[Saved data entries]
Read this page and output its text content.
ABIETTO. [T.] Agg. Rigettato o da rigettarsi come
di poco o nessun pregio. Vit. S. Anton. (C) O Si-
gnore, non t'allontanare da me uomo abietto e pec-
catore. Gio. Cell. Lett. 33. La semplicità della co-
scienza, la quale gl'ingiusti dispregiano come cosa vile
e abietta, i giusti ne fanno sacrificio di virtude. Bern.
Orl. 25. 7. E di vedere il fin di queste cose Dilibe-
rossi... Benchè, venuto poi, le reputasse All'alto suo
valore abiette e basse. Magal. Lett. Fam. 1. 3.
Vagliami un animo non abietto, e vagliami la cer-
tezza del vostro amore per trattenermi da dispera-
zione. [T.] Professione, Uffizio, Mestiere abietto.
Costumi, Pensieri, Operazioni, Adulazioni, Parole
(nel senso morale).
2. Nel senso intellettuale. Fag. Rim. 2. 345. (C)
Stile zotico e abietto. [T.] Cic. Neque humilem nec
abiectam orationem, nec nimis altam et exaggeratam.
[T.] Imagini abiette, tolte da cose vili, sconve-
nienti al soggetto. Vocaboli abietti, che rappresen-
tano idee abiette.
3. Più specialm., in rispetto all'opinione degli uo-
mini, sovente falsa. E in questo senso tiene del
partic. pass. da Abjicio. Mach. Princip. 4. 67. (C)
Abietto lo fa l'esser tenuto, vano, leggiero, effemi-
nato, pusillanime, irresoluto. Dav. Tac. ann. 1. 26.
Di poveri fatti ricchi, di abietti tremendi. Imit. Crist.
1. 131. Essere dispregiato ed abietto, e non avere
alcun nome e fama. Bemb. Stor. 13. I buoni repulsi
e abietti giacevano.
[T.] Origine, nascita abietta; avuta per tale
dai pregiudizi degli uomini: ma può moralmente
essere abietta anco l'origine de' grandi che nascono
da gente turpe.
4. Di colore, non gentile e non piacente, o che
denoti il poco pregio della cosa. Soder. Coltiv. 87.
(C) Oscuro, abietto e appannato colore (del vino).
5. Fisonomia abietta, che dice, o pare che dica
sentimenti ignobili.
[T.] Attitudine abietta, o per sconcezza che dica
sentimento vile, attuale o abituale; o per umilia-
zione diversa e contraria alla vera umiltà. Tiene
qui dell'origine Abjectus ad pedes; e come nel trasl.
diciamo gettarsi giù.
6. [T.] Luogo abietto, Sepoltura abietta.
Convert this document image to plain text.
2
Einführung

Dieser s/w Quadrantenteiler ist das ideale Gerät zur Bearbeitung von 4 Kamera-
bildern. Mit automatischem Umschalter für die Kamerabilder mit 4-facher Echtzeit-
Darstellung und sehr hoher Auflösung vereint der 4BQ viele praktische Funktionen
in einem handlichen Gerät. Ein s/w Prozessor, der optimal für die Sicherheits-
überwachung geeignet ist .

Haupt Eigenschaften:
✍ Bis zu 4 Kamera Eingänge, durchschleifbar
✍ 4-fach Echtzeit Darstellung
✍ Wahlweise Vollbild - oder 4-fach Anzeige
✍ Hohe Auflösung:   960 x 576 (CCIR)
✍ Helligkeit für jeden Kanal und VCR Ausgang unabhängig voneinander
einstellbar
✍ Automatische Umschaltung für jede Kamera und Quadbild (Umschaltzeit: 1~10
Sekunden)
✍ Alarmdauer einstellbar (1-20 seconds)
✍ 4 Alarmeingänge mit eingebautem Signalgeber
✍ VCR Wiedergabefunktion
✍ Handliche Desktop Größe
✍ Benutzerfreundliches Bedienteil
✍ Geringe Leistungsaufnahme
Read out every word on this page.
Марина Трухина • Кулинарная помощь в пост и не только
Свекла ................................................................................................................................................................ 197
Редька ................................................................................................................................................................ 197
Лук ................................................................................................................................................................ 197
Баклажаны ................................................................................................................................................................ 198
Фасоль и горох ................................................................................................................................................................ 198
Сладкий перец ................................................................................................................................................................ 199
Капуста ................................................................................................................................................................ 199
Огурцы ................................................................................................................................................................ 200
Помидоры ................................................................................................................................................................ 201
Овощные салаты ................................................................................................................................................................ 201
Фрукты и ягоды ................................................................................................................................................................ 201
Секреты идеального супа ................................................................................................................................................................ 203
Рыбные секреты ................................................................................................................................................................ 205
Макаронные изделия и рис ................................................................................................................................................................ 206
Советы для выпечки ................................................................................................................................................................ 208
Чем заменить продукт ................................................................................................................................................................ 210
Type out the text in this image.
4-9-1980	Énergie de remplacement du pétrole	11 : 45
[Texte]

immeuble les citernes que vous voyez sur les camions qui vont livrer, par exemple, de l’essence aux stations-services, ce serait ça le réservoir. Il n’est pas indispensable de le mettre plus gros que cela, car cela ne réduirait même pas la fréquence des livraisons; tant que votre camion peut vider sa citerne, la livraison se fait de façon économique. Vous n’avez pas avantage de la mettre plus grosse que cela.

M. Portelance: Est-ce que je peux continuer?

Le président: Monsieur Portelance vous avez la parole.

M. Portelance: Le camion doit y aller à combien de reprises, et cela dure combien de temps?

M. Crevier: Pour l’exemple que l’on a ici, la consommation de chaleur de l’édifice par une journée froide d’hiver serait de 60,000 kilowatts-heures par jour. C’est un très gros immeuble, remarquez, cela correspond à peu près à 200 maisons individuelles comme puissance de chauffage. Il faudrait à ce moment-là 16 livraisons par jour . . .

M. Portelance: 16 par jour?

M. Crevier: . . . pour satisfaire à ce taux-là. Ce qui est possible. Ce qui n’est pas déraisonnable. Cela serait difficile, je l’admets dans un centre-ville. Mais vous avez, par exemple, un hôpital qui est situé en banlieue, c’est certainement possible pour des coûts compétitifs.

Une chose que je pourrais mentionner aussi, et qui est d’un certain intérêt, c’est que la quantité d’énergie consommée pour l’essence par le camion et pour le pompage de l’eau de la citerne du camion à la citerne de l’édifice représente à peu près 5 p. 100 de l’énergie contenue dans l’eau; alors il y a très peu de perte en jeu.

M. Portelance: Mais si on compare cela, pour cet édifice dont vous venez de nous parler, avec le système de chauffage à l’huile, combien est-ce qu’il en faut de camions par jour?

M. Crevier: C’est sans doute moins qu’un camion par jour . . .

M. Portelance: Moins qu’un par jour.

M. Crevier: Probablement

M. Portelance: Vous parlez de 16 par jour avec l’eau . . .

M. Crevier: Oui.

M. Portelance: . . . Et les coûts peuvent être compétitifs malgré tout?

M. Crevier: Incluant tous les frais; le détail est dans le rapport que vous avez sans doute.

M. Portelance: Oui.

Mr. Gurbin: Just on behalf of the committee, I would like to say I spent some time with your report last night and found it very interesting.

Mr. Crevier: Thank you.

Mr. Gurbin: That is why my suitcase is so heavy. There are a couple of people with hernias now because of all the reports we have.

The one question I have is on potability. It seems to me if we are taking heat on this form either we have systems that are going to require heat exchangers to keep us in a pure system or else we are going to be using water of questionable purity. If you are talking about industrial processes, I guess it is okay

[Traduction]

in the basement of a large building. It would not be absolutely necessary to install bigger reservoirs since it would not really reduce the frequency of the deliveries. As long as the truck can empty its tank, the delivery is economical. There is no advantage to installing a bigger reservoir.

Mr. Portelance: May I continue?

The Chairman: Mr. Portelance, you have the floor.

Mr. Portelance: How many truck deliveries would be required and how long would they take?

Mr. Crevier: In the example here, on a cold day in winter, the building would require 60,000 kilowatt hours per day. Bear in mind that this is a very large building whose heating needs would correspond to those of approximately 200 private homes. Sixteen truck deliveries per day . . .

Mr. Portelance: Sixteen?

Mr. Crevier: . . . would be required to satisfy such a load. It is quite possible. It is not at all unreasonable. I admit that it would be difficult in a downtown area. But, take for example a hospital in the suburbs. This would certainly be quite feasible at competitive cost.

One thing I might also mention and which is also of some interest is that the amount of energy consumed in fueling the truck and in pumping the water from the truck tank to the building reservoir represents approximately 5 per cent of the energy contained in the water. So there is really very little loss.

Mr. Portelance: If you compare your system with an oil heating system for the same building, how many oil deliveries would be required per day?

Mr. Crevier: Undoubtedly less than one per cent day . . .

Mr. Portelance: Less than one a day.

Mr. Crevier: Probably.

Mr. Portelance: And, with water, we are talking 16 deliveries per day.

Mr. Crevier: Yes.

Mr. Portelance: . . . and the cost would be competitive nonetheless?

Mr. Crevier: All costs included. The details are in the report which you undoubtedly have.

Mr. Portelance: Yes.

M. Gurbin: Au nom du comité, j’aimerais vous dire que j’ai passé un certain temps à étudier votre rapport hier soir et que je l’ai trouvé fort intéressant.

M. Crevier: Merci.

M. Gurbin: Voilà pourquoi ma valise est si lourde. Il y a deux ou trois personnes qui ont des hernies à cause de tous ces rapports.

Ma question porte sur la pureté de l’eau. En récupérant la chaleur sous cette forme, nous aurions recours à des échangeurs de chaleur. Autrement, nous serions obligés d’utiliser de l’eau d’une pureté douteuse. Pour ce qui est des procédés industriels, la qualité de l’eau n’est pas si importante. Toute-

● Stated task
Copy all the lines above that hold the string "take".

● Full answer
Mr. Portelance: How many truck deliveries would be required and how long would they take?
Mr. Crevier: . . . would be required to satisfy such a load. It is quite possible. It is not at all unreasonable. I admit that it would be difficult in a downtown area. But, take for example a hospital in the suburbs. This would certainly be quite feasible at competitive cost.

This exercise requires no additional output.